◆ **DESCRIPTION OF THE TASK**: Collect all lines from the records below that include the word "JSON".

◆ **Stored data entries**:
** BEGIN **
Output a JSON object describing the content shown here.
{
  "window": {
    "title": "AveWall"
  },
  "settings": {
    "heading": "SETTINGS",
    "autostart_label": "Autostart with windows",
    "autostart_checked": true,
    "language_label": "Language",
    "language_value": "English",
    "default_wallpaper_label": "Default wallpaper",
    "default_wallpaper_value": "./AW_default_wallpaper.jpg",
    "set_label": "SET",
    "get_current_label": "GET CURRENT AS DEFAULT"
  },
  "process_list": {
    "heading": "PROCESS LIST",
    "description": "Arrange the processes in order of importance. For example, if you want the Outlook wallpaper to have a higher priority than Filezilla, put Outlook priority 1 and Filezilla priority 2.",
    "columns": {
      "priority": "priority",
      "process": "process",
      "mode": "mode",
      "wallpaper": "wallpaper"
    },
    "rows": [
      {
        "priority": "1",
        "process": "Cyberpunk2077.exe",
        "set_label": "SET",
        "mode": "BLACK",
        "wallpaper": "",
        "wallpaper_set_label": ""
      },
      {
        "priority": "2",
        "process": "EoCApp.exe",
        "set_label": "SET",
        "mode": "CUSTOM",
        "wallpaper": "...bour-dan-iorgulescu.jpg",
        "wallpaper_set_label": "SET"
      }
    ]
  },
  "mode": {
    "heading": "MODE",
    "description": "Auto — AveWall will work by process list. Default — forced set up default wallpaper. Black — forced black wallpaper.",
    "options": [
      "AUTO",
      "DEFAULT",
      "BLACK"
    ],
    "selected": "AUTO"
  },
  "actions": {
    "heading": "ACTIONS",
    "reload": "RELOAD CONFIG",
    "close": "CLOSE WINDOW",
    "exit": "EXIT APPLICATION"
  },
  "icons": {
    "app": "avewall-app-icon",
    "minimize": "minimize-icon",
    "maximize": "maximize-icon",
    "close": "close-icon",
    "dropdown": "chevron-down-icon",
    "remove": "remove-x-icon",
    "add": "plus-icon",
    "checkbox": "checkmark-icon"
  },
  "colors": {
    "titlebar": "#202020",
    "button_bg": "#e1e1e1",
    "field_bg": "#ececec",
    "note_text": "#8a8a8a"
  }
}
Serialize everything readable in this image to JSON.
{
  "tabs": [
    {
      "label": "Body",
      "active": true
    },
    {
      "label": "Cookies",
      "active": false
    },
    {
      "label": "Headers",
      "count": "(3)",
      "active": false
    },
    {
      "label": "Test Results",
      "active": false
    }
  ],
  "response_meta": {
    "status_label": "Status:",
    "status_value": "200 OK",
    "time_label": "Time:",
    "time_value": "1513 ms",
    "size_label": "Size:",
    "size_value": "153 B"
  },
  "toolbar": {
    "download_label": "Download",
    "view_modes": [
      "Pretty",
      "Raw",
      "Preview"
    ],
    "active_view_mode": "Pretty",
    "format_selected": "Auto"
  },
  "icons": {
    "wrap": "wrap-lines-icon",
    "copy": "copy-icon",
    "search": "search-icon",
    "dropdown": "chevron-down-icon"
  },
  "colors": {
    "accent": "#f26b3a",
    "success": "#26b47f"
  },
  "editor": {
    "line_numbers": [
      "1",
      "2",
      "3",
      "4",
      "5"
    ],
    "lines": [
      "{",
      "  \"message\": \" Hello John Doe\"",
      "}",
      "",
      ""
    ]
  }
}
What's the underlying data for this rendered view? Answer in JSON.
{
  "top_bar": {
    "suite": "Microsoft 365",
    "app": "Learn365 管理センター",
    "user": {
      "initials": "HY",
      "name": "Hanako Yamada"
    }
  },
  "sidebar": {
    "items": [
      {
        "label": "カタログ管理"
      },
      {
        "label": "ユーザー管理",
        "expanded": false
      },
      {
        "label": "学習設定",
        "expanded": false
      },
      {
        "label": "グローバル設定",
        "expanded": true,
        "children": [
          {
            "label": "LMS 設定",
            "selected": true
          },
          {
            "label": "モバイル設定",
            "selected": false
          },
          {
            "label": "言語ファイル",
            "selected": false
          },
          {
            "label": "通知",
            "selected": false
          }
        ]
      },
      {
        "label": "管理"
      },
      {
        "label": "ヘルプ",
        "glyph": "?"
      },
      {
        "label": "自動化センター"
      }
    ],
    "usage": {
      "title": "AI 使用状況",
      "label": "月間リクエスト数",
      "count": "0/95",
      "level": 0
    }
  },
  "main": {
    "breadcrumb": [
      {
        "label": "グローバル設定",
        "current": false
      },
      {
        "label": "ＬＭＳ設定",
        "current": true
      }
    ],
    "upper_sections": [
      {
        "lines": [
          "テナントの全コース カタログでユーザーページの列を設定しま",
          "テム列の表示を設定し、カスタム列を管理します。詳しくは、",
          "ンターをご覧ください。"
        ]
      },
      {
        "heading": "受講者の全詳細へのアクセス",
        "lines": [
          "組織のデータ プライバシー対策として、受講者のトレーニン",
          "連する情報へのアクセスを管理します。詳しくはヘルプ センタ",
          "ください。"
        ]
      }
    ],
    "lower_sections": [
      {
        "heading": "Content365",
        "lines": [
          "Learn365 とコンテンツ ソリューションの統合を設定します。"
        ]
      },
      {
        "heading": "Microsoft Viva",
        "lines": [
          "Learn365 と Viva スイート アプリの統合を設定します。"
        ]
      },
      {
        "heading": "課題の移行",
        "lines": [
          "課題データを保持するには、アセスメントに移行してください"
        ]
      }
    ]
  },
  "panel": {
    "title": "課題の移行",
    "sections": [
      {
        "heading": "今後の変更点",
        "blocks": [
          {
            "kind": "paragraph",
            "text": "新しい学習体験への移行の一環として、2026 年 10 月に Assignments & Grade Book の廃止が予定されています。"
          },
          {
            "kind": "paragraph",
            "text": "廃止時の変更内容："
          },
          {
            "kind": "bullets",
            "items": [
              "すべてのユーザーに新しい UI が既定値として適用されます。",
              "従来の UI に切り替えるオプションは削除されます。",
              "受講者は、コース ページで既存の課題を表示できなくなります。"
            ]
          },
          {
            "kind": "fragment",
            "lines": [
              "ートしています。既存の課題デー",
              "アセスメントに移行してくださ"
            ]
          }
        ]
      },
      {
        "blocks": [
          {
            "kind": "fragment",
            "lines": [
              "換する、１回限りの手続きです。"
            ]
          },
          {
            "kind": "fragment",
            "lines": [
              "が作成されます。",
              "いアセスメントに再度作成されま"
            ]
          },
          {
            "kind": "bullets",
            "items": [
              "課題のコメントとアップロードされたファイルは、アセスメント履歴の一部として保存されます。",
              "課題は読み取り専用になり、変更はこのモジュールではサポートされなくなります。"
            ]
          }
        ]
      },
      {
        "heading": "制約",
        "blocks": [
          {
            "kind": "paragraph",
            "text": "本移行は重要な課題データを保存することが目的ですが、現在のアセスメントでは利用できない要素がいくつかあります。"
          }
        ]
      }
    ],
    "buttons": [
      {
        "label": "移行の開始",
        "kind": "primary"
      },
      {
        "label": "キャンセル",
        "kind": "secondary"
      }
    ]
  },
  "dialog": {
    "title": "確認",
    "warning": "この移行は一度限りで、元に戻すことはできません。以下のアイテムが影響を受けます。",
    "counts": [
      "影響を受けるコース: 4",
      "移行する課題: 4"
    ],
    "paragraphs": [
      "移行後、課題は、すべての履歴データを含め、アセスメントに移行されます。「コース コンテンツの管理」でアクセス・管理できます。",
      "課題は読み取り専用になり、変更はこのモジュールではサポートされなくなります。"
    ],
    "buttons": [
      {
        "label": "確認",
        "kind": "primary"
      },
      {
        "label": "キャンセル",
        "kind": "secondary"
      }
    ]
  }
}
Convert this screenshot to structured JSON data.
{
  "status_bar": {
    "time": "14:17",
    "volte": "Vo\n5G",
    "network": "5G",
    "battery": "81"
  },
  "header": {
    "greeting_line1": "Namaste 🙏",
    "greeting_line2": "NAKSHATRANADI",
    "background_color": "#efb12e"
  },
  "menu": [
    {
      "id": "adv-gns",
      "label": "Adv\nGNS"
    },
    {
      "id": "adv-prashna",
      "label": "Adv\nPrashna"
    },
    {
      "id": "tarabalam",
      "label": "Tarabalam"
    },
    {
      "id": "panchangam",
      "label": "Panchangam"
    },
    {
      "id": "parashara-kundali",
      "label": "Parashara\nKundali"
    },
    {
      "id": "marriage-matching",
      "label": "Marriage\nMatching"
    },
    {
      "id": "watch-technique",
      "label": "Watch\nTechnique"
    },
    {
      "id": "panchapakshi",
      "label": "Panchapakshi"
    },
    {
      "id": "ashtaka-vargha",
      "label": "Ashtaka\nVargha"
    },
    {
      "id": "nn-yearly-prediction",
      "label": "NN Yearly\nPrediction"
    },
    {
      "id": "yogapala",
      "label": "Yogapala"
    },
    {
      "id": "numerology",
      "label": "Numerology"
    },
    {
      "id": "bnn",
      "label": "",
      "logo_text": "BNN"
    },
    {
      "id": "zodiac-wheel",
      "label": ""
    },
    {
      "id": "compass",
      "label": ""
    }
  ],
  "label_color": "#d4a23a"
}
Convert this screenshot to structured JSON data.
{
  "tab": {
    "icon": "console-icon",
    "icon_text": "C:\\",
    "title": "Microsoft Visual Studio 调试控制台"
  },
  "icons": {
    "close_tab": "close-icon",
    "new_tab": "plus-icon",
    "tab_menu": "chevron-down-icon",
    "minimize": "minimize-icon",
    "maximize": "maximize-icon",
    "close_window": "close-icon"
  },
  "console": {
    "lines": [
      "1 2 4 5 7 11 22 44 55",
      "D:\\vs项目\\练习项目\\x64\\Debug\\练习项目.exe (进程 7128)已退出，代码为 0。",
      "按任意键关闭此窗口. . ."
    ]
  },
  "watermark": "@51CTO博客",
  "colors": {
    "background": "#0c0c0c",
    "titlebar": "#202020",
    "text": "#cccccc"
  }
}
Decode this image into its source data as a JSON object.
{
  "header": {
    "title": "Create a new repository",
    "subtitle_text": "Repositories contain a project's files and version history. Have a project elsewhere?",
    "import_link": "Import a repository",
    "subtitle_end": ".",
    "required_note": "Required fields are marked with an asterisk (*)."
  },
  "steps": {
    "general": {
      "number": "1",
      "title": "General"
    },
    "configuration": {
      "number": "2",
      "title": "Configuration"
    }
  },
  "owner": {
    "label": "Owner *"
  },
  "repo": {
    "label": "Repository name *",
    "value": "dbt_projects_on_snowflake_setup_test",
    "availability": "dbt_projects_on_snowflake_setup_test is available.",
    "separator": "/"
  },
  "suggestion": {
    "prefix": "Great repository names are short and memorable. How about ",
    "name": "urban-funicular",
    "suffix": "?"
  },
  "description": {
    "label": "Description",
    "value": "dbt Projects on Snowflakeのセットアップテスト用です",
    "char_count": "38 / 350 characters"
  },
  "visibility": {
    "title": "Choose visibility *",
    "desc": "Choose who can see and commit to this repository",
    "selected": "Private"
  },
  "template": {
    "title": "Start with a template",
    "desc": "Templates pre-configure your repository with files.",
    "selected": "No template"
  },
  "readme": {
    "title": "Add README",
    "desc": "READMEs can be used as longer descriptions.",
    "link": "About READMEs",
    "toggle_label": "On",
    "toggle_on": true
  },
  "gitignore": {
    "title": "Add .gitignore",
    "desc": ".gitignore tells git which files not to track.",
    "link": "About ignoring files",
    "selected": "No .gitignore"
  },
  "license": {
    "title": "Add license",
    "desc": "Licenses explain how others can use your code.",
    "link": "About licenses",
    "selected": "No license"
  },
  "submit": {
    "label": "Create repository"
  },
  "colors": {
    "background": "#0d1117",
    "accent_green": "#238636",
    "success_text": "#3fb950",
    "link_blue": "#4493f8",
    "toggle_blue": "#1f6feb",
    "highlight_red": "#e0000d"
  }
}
** END **
◆ **EXERCISE OUTPUT**:
Output a JSON object describing the content shown here.
Serialize everything readable in this image to JSON.
What's the underlying data for this rendered view? Answer in JSON.
Convert this screenshot to structured JSON data.
Convert this screenshot to structured JSON data.
Decode this image into its source data as a JSON object.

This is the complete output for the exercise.